- **Task directions**
In the items, take the lines from the line with "trace-complex-checkbox[interactable]: [511, 186, 521, 195]" to the line with "add-input-a-pin[interactable]: [323, 180, 330, 188]" and write them out again, switching "interactable" to "clickable" and leaving everything else unchanged.

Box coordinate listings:
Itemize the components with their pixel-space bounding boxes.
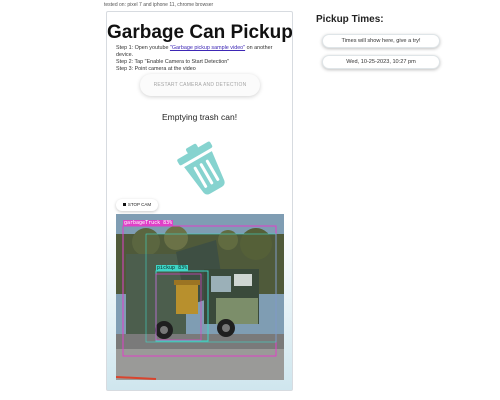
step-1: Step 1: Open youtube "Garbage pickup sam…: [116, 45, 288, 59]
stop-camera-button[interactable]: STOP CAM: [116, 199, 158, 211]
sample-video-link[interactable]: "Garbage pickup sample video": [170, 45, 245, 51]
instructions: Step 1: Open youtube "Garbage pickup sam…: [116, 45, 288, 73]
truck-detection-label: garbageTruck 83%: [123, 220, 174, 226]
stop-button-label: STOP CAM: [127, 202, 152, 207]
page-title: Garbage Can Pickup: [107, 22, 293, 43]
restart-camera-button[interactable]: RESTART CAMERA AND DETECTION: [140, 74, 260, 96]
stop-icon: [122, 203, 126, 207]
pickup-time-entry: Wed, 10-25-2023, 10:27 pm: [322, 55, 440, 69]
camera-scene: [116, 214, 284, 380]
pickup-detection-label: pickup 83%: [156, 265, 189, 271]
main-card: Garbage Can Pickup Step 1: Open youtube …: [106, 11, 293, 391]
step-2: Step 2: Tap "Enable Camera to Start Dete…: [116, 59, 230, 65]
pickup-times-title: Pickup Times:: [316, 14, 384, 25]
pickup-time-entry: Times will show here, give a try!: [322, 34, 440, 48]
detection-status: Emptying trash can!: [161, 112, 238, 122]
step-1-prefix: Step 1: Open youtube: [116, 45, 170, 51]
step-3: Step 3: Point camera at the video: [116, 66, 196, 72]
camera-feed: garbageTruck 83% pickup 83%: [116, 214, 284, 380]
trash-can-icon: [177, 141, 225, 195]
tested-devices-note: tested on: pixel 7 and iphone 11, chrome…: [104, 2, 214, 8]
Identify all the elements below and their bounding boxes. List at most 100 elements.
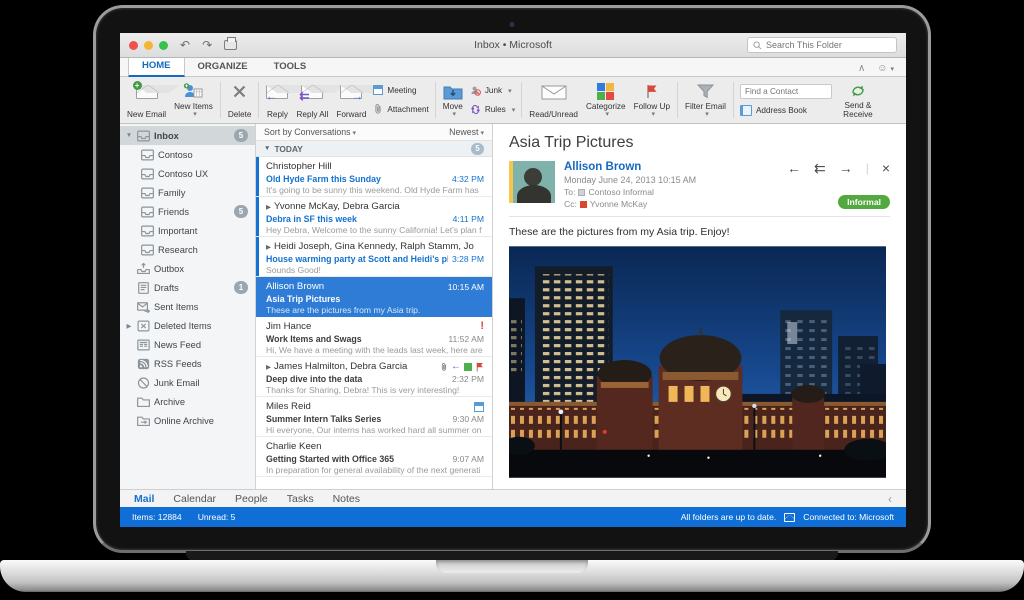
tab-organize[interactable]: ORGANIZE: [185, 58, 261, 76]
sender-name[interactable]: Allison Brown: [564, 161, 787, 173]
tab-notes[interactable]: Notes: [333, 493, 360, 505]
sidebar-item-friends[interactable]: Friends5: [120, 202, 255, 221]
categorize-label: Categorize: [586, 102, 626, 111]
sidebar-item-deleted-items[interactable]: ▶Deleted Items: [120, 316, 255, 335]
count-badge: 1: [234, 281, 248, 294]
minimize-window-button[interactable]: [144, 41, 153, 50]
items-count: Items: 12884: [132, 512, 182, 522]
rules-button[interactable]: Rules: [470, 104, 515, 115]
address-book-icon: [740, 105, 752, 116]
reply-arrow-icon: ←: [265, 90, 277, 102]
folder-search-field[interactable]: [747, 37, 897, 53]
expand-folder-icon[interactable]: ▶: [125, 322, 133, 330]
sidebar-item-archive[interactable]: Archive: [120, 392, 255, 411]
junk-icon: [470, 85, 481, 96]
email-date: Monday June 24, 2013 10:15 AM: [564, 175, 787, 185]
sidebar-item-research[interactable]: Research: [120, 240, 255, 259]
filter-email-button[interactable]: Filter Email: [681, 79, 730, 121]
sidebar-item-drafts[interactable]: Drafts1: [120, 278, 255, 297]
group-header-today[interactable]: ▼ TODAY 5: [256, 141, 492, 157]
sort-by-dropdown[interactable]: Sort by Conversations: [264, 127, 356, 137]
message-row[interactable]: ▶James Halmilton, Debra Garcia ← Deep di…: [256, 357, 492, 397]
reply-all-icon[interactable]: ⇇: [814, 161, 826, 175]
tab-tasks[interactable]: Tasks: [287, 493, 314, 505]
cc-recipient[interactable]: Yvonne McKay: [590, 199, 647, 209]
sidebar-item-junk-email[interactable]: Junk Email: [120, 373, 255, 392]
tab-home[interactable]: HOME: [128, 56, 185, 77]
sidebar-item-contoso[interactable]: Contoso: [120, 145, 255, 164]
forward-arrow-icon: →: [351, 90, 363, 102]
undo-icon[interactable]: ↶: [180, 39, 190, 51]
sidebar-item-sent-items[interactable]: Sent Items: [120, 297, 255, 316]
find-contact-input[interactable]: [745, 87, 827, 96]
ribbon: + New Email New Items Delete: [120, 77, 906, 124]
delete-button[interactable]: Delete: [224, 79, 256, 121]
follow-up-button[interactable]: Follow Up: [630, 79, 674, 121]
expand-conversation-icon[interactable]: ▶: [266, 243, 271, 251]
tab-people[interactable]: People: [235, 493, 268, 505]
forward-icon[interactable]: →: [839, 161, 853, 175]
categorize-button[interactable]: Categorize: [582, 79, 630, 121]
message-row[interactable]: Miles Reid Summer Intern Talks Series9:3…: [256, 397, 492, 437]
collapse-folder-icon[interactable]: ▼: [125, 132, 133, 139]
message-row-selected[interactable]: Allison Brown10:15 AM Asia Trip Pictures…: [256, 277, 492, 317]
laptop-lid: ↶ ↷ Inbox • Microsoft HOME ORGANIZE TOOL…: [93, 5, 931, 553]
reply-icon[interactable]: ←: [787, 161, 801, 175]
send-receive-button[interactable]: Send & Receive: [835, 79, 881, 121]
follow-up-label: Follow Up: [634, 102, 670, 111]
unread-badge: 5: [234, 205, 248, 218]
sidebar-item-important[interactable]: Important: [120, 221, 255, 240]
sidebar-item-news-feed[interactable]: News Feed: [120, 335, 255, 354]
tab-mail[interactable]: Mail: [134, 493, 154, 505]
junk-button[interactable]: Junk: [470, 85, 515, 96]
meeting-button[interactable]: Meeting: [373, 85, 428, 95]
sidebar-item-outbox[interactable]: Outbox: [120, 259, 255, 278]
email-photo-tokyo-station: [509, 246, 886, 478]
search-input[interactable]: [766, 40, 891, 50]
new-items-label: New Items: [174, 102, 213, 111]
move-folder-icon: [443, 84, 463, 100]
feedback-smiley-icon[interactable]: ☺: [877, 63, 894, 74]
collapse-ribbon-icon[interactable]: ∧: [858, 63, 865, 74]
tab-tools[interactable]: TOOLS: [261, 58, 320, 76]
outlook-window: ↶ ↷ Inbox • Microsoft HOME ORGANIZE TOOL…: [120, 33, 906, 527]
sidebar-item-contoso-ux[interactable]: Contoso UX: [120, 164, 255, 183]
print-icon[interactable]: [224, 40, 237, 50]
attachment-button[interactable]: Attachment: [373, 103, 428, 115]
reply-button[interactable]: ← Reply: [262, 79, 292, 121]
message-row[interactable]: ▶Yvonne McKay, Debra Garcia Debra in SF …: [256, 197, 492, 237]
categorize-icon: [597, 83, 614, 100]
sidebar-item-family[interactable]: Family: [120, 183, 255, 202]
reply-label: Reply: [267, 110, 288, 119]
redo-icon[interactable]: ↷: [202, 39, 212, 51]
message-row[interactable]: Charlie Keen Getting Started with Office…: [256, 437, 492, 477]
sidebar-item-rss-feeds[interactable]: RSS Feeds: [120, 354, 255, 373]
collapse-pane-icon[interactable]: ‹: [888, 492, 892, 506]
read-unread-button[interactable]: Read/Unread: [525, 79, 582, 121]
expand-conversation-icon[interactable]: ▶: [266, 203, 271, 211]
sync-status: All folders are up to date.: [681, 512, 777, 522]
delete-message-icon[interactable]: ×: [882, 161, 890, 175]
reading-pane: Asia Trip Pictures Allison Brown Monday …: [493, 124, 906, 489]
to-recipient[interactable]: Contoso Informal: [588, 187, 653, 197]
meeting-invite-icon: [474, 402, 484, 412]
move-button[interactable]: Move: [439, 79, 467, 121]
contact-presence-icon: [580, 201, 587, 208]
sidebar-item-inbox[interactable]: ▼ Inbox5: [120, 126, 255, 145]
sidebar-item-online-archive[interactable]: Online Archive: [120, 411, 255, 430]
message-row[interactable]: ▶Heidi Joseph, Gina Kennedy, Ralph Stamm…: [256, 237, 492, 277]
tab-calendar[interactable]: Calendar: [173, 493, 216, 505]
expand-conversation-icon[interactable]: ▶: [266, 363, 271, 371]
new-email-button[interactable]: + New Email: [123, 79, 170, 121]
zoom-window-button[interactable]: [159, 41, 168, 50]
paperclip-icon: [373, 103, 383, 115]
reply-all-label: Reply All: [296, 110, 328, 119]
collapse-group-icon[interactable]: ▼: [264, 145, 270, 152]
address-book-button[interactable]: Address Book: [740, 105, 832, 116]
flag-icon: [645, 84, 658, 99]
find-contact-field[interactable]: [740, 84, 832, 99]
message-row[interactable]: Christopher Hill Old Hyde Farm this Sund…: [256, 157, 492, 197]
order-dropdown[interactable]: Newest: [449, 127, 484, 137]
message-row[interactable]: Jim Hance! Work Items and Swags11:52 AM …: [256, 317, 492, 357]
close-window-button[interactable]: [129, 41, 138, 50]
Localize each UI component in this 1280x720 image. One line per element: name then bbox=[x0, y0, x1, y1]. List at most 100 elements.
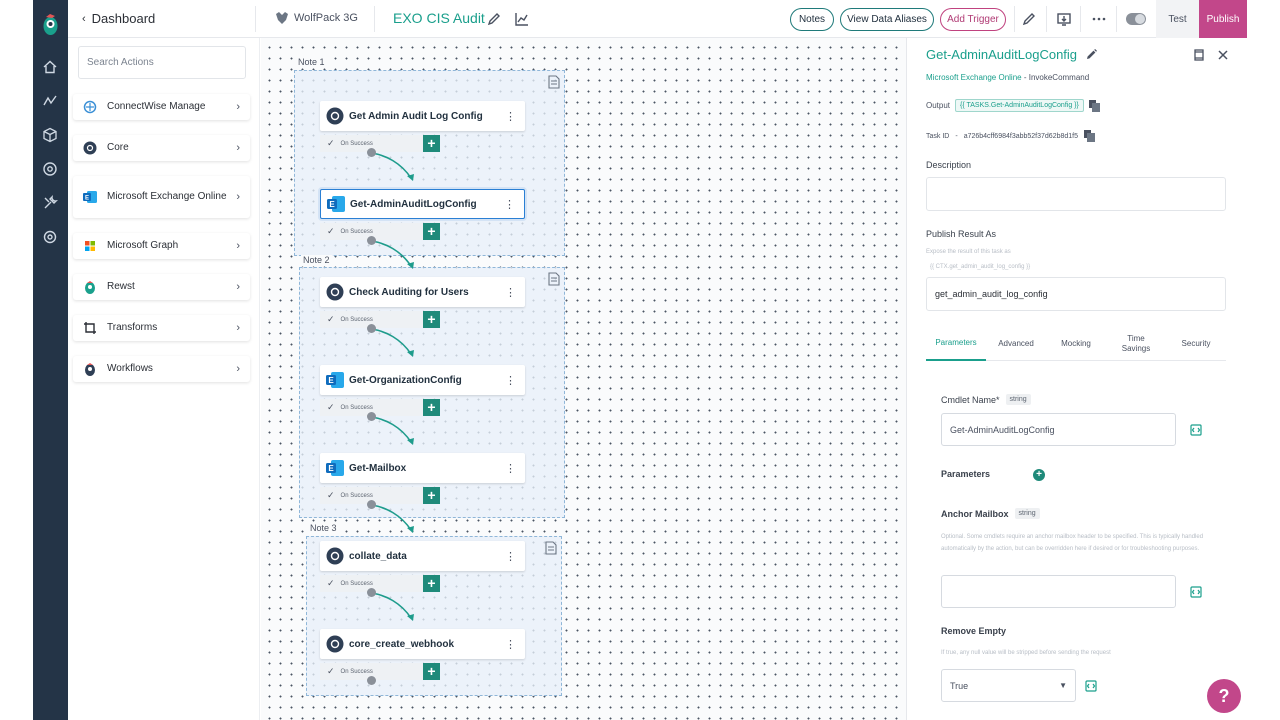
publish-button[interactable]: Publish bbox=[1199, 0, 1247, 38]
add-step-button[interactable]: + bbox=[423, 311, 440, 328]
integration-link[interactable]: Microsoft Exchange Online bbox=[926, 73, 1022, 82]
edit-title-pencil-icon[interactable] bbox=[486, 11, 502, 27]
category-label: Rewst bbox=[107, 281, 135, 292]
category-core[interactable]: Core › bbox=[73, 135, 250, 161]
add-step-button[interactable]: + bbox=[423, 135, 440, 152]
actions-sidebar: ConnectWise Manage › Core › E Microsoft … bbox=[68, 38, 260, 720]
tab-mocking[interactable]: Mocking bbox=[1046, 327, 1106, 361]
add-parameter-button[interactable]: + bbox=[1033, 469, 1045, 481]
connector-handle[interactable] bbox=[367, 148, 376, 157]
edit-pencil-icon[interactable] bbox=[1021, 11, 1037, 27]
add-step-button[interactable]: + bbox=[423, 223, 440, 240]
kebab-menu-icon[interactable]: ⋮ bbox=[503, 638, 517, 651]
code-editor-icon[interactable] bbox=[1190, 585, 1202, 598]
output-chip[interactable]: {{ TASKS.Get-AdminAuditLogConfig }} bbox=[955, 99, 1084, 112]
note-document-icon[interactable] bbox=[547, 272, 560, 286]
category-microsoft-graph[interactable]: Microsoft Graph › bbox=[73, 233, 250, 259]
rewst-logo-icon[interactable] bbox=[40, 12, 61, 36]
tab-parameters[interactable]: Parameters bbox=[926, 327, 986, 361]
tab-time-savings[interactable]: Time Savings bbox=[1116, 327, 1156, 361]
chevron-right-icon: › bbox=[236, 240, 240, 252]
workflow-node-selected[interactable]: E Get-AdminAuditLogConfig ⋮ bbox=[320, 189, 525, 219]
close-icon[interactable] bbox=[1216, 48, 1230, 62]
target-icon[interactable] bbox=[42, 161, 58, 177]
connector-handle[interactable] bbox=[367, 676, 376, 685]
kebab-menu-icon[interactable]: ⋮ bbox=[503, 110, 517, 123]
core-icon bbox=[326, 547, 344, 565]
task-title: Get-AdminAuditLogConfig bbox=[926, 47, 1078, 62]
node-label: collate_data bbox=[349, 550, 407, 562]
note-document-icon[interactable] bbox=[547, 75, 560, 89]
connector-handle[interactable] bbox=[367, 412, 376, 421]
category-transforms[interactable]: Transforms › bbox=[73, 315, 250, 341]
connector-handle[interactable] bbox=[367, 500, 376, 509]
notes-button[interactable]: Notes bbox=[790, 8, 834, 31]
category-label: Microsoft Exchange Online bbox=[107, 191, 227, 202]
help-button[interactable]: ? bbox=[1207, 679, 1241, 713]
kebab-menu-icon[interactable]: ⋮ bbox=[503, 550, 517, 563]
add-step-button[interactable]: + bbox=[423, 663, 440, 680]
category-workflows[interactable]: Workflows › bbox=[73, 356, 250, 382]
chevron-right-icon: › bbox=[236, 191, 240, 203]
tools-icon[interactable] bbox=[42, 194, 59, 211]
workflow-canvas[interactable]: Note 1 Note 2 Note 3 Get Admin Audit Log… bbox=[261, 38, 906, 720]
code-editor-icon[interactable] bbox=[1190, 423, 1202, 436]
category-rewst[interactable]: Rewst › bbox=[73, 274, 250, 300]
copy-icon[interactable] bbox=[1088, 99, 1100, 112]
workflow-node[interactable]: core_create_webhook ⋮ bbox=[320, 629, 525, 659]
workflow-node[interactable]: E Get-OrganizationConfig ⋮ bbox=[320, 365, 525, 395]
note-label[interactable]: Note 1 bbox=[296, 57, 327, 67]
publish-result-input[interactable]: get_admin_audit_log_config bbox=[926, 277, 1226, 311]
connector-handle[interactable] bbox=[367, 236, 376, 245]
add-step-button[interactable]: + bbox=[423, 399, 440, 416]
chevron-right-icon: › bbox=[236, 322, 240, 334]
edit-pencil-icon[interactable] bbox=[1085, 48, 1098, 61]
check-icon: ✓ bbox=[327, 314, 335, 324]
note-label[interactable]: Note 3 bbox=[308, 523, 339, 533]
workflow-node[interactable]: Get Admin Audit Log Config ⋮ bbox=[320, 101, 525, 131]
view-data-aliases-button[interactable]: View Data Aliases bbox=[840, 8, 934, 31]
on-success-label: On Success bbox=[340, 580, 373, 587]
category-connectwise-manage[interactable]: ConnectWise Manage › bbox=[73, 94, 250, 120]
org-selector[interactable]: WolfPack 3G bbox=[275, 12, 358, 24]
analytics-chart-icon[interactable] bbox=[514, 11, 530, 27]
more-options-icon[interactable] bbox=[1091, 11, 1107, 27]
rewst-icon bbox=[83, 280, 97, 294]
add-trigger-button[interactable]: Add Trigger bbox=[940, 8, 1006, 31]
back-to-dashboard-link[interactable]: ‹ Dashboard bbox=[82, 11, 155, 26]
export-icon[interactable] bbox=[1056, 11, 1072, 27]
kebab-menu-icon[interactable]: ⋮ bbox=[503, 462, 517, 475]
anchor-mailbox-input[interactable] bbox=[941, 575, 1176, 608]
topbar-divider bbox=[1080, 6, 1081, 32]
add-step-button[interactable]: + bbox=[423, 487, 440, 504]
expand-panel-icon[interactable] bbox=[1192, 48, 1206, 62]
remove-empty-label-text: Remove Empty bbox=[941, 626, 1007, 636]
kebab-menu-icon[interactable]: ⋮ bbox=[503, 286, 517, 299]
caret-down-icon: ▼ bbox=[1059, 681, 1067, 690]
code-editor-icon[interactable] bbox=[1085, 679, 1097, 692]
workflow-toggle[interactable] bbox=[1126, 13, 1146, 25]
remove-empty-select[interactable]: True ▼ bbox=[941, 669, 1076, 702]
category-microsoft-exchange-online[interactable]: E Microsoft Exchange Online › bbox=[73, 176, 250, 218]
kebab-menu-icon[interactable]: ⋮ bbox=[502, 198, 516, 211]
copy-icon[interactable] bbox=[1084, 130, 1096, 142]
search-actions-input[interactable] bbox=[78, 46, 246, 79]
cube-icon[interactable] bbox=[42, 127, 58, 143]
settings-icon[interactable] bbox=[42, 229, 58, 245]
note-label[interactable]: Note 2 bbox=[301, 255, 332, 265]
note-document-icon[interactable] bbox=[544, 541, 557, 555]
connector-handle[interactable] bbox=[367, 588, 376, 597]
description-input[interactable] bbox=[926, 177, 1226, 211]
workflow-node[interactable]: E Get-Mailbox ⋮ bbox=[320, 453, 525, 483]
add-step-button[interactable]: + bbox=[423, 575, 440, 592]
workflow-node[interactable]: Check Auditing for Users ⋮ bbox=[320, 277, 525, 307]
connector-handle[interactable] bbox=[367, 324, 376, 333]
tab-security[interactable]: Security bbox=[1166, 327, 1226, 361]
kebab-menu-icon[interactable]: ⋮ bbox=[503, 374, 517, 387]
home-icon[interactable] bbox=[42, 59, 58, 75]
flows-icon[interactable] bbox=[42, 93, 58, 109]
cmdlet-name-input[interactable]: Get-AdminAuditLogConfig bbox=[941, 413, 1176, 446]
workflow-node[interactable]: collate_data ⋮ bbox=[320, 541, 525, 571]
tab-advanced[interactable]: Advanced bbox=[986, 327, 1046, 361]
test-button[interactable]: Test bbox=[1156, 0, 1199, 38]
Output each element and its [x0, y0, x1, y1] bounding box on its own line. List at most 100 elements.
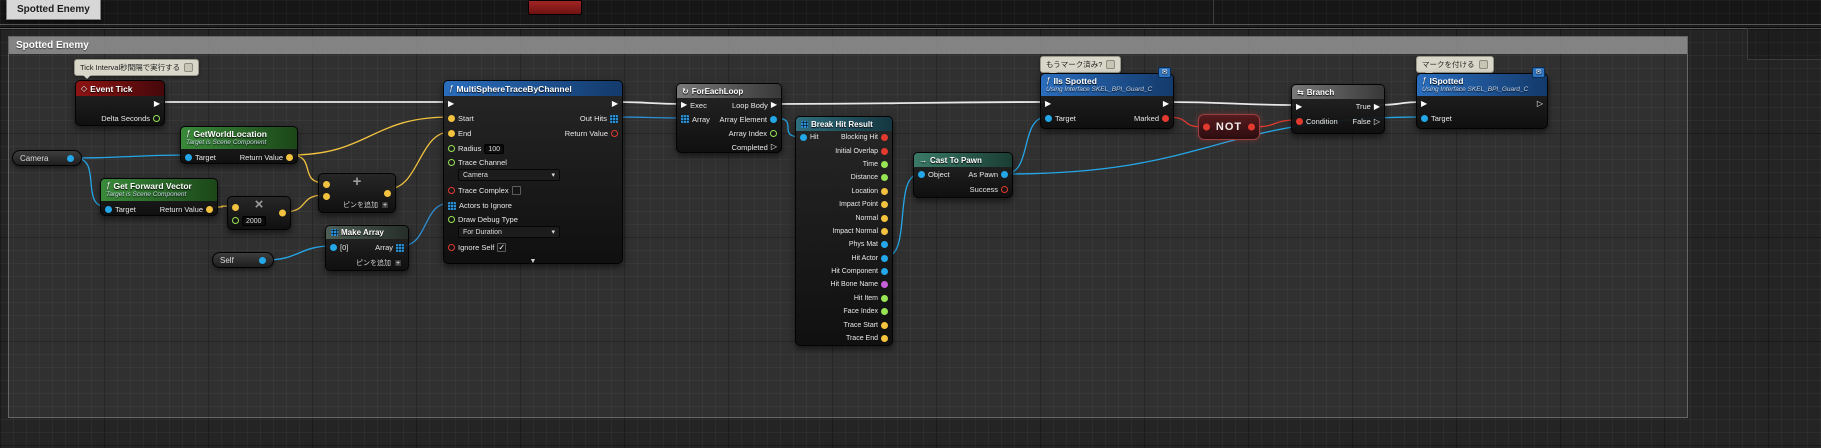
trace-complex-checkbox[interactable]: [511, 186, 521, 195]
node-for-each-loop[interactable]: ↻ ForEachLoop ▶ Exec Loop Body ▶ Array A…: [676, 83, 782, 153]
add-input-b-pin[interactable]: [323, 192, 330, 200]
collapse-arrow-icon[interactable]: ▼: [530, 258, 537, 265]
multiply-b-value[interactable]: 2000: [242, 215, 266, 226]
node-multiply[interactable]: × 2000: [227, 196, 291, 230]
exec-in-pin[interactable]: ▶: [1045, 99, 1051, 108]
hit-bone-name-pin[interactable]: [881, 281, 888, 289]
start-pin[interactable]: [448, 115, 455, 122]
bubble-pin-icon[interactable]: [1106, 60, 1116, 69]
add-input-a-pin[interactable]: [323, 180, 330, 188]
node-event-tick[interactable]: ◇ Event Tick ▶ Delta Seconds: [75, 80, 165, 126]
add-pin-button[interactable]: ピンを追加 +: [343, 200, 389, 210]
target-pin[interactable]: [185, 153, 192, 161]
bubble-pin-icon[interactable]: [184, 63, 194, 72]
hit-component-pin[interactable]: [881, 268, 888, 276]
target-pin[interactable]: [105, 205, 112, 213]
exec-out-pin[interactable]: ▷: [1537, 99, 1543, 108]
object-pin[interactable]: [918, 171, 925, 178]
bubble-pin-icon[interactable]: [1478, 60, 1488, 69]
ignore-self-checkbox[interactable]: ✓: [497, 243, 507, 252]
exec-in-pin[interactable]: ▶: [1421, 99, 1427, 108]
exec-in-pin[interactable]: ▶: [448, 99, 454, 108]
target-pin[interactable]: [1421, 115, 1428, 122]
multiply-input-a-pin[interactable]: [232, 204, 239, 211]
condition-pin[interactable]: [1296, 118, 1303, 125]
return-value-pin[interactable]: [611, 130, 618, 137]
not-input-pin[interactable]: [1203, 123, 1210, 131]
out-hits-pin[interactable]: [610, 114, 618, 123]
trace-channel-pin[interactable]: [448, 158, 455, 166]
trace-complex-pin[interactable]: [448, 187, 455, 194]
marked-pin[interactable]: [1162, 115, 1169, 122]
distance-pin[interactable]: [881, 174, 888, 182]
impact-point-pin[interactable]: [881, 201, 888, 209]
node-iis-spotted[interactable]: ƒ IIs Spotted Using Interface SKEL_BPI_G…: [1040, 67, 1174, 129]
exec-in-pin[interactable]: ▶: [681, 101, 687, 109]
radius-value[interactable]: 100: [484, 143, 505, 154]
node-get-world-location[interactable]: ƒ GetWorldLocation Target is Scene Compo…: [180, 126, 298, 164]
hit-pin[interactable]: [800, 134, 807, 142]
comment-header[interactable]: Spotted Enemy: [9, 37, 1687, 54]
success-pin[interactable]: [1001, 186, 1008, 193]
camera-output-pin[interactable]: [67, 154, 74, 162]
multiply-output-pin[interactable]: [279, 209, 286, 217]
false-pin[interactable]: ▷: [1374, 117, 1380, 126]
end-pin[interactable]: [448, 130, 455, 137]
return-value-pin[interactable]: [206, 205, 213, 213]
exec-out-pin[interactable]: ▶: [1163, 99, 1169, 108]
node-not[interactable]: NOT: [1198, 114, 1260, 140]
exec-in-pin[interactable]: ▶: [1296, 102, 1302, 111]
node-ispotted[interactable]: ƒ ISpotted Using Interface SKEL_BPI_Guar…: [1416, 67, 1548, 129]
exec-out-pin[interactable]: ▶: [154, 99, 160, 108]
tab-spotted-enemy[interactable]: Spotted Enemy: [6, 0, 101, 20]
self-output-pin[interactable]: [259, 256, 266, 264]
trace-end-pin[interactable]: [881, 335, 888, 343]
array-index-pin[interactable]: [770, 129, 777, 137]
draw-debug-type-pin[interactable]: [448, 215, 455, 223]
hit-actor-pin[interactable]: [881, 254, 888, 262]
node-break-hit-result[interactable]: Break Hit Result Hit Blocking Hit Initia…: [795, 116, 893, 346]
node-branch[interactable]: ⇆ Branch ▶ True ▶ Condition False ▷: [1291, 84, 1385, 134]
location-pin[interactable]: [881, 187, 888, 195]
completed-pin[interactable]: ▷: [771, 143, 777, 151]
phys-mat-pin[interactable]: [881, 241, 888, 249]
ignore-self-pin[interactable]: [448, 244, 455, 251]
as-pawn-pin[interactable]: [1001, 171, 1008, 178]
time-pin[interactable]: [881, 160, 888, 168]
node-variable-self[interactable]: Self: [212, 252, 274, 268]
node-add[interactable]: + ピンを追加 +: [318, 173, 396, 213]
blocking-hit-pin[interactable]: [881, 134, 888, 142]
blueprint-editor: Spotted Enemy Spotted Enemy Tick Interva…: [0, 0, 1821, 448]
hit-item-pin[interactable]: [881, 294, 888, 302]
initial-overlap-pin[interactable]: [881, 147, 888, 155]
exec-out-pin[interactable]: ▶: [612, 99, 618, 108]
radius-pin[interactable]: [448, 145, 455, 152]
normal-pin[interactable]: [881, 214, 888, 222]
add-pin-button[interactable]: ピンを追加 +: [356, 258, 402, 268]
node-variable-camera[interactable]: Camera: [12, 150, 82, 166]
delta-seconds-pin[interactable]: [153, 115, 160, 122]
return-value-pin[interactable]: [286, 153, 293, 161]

- **The result**
trace-complex-checkbox[clickable]: [511, 186, 521, 195]
node-for-each-loop[clickable]: ↻ ForEachLoop ▶ Exec Loop Body ▶ Array A…: [676, 83, 782, 153]
add-input-b-pin[clickable]: [323, 192, 330, 200]
collapse-arrow-icon[clickable]: ▼: [530, 258, 537, 265]
multiply-b-value[clickable]: 2000: [242, 215, 266, 226]
node-multiply[clickable]: × 2000: [227, 196, 291, 230]
exec-in-pin[clickable]: ▶: [1045, 99, 1051, 108]
hit-bone-name-pin[clickable]: [881, 281, 888, 289]
start-pin[clickable]: [448, 115, 455, 122]
bubble-pin-icon[clickable]: [1106, 60, 1116, 69]
add-input-a-pin[clickable]: [323, 180, 330, 188]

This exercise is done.